# [PROBLEM TO WORK ON]
Make an exact copy of the data below, leaving out every picture.

[Data items]
BEGIN

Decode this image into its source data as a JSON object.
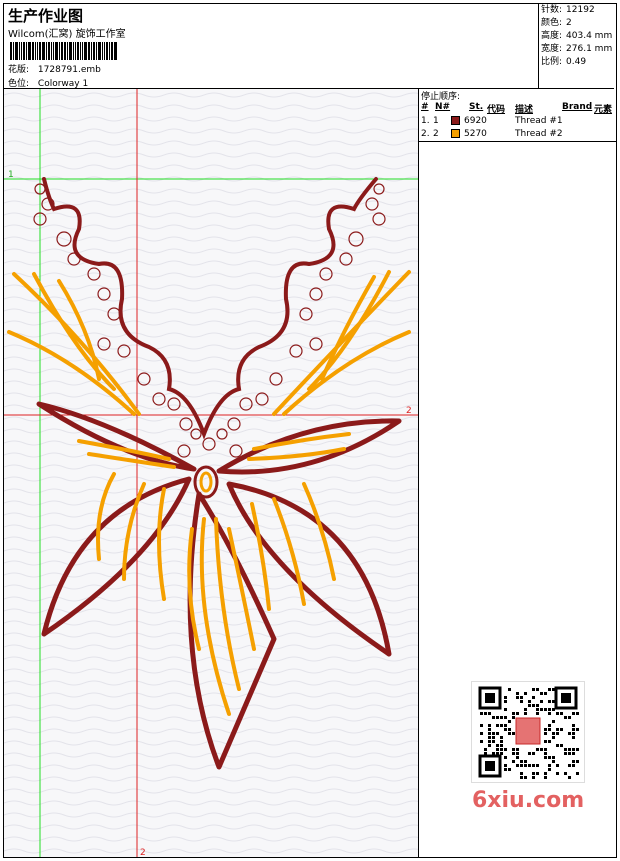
{
  "header": {
    "title": "生产作业图",
    "studio": "Wilcom(汇窝) 旋饰工作室",
    "design_label": "花版:",
    "design_file": "1728791.emb",
    "colorway_label": "色位:",
    "colorway": "Colorway 1"
  },
  "stats": [
    {
      "label": "针数:",
      "value": "12192"
    },
    {
      "label": "颜色:",
      "value": "2"
    },
    {
      "label": "高度:",
      "value": "403.4 mm"
    },
    {
      "label": "宽度:",
      "value": "276.1 mm"
    },
    {
      "label": "比例:",
      "value": "0.49"
    }
  ],
  "stop_sequence": {
    "title": "停止顺序:",
    "headers": {
      "num": "#",
      "n": "N#",
      "st": "St.",
      "code": "代码",
      "desc": "描述",
      "brand": "Brand",
      "elem": "元素"
    },
    "rows": [
      {
        "num": "1.",
        "n": "1",
        "code": "6920",
        "desc": "Thread #1",
        "color": "#8b1a1a"
      },
      {
        "num": "2.",
        "n": "2",
        "code": "5270",
        "desc": "Thread #2",
        "color": "#f5a000"
      }
    ]
  },
  "guides": {
    "h_label_left": "1",
    "h_label_right": "2",
    "v_label_bottom": "2"
  },
  "watermark": "6xiu.com",
  "colors": {
    "thread1": "#8b1a1a",
    "thread2": "#f5a000",
    "guide_green": "#22dd22",
    "guide_red": "#dd2222"
  }
}
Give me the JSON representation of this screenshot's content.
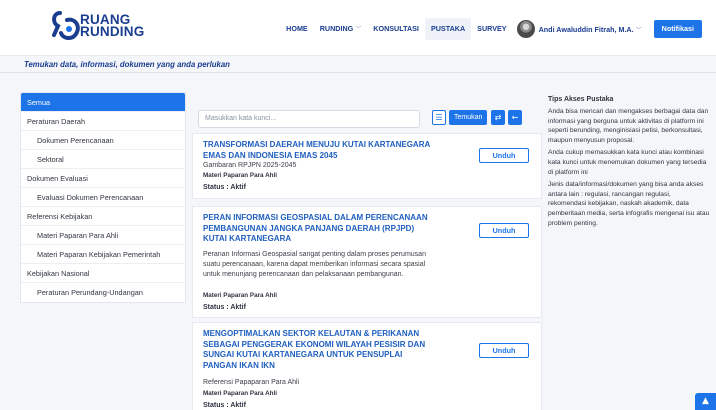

END

# [EXERCISE OUTPUT]
Decode this image into its source data as a JSON object.
{
  "header": {
    "title": "生产作业图",
    "studio": "Wilcom(汇窝) 旋饰工作室",
    "design_label": "花版:",
    "design_file": "1728791.emb",
    "colorway_label": "色位:",
    "colorway": "Colorway 1"
  },
  "stats": [
    {
      "label": "针数:",
      "value": "12192"
    },
    {
      "label": "颜色:",
      "value": "2"
    },
    {
      "label": "高度:",
      "value": "403.4 mm"
    },
    {
      "label": "宽度:",
      "value": "276.1 mm"
    },
    {
      "label": "比例:",
      "value": "0.49"
    }
  ],
  "stop_sequence": {
    "title": "停止顺序:",
    "headers": {
      "num": "#",
      "n": "N#",
      "st": "St.",
      "code": "代码",
      "desc": "描述",
      "brand": "Brand",
      "elem": "元素"
    },
    "rows": [
      {
        "num": "1.",
        "n": "1",
        "code": "6920",
        "desc": "Thread #1",
        "color": "#8b1a1a"
      },
      {
        "num": "2.",
        "n": "2",
        "code": "5270",
        "desc": "Thread #2",
        "color": "#f5a000"
      }
    ]
  },
  "guides": {
    "h_label_left": "1",
    "h_label_right": "2",
    "v_label_bottom": "2"
  },
  "watermark": "6xiu.com",
  "colors": {
    "thread1": "#8b1a1a",
    "thread2": "#f5a000",
    "guide_green": "#22dd22",
    "guide_red": "#dd2222"
  }
}
Give me the JSON representation of this screenshot's content.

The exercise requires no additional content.